PROBLEM DESCRIPTION: Each line that holds the word "style" counts once. Give the total number of such lines and nothing else.
>>>>>
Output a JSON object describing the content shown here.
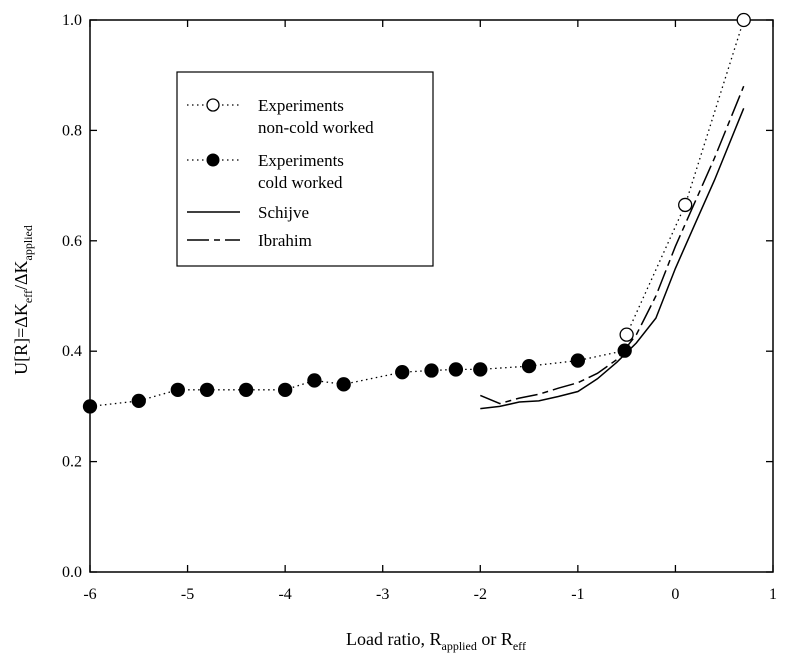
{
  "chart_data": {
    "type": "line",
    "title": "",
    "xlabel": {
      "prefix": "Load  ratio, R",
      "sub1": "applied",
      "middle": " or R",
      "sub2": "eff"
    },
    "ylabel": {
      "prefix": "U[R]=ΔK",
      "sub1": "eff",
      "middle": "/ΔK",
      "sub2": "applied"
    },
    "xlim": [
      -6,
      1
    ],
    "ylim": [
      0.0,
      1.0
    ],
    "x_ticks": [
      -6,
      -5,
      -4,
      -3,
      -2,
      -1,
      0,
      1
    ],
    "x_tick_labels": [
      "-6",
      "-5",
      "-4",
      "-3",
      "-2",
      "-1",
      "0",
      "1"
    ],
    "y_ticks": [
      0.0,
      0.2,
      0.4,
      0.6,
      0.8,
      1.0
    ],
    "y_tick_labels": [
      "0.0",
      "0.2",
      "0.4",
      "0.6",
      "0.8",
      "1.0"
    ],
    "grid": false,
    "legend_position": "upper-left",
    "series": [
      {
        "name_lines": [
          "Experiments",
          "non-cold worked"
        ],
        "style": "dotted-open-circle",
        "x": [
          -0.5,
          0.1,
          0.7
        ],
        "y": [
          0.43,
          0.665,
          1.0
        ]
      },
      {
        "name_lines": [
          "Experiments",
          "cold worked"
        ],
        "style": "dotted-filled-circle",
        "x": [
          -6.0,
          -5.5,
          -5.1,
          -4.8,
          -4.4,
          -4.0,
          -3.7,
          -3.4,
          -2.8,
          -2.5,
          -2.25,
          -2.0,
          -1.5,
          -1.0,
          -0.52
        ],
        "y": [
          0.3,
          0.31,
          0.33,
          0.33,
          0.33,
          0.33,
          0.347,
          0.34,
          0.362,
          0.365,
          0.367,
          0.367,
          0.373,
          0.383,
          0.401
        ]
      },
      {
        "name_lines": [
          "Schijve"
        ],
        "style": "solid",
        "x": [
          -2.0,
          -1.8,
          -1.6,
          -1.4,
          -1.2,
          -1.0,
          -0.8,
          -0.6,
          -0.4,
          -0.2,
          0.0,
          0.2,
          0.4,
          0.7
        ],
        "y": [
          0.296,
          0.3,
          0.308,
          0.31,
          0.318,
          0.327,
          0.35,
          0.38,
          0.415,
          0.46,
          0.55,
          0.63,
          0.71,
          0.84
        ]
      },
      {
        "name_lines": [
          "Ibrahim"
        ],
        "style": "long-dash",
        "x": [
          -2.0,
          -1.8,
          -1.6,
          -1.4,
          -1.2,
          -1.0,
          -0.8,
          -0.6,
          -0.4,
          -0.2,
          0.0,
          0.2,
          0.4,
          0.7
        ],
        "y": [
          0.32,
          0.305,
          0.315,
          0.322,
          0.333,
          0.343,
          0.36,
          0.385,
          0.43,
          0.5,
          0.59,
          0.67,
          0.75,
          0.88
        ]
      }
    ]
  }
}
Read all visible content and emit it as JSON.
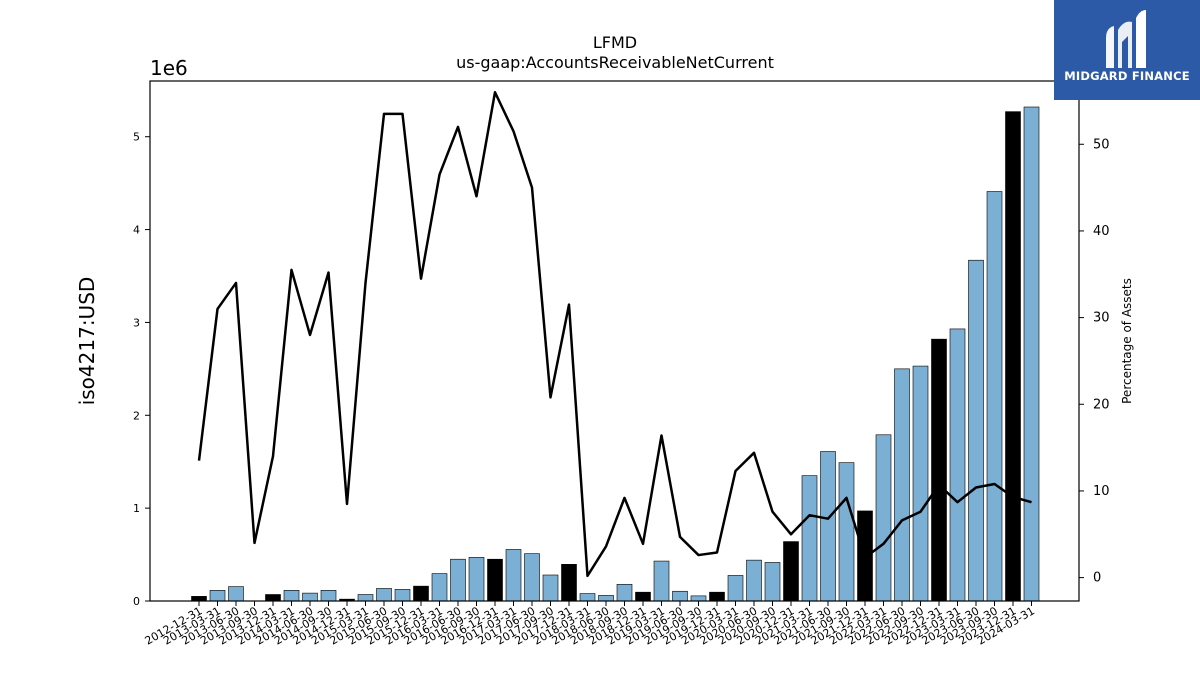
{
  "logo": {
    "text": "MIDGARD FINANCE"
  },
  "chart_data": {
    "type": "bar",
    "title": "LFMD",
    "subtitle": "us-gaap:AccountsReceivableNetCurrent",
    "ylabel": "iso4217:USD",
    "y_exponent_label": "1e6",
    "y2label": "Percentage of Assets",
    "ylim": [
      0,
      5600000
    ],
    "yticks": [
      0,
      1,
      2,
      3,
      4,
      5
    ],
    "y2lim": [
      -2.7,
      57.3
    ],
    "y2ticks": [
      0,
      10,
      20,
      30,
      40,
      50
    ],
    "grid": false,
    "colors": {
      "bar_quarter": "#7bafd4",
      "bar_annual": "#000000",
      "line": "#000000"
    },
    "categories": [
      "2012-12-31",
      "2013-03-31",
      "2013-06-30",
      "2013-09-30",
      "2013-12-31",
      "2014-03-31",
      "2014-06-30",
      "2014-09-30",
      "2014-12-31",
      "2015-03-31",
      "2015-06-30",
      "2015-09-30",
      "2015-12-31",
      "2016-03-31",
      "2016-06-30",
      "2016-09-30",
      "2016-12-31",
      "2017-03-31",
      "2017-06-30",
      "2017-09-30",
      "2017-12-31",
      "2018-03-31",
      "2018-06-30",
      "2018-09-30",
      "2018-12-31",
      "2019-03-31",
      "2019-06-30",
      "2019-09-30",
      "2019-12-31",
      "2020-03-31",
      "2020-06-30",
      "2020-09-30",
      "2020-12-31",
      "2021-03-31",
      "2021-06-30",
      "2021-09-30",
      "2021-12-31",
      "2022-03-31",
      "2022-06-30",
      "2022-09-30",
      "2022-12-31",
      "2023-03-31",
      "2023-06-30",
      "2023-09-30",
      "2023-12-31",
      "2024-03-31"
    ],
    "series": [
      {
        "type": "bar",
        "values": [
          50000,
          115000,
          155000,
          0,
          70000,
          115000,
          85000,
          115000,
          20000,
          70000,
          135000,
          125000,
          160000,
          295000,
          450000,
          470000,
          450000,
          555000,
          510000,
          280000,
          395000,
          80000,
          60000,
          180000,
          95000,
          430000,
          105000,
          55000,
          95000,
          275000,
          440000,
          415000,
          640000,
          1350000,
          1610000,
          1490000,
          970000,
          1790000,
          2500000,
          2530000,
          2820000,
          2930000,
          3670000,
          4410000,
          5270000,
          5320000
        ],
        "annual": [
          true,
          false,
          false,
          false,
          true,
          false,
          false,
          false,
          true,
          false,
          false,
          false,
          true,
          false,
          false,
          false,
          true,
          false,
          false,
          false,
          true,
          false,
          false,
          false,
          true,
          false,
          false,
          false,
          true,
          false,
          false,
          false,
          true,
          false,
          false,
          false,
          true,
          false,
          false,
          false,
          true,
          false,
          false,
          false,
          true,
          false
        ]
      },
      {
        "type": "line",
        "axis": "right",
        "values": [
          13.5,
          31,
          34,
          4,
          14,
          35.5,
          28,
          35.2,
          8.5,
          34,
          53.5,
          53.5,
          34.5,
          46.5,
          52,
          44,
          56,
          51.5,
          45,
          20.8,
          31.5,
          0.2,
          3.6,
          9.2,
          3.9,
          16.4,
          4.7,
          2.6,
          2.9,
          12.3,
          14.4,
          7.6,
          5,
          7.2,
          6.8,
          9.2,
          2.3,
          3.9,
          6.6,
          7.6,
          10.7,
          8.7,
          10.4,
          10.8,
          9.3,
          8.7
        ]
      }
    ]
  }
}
<<<<<
>>>>>
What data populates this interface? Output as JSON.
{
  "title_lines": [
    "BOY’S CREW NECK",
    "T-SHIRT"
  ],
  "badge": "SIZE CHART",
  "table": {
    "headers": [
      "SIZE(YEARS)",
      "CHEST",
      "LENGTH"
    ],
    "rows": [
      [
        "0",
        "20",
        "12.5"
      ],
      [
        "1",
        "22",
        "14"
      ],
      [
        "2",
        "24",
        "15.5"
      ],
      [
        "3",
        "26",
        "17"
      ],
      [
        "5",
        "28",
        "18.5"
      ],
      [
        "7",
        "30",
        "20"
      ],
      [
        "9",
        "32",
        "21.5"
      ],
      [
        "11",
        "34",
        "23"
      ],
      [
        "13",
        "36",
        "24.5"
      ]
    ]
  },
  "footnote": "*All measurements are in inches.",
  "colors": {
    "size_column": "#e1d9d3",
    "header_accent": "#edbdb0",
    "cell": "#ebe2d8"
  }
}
<<<<<
RESPONSE TO THIS TASK: 4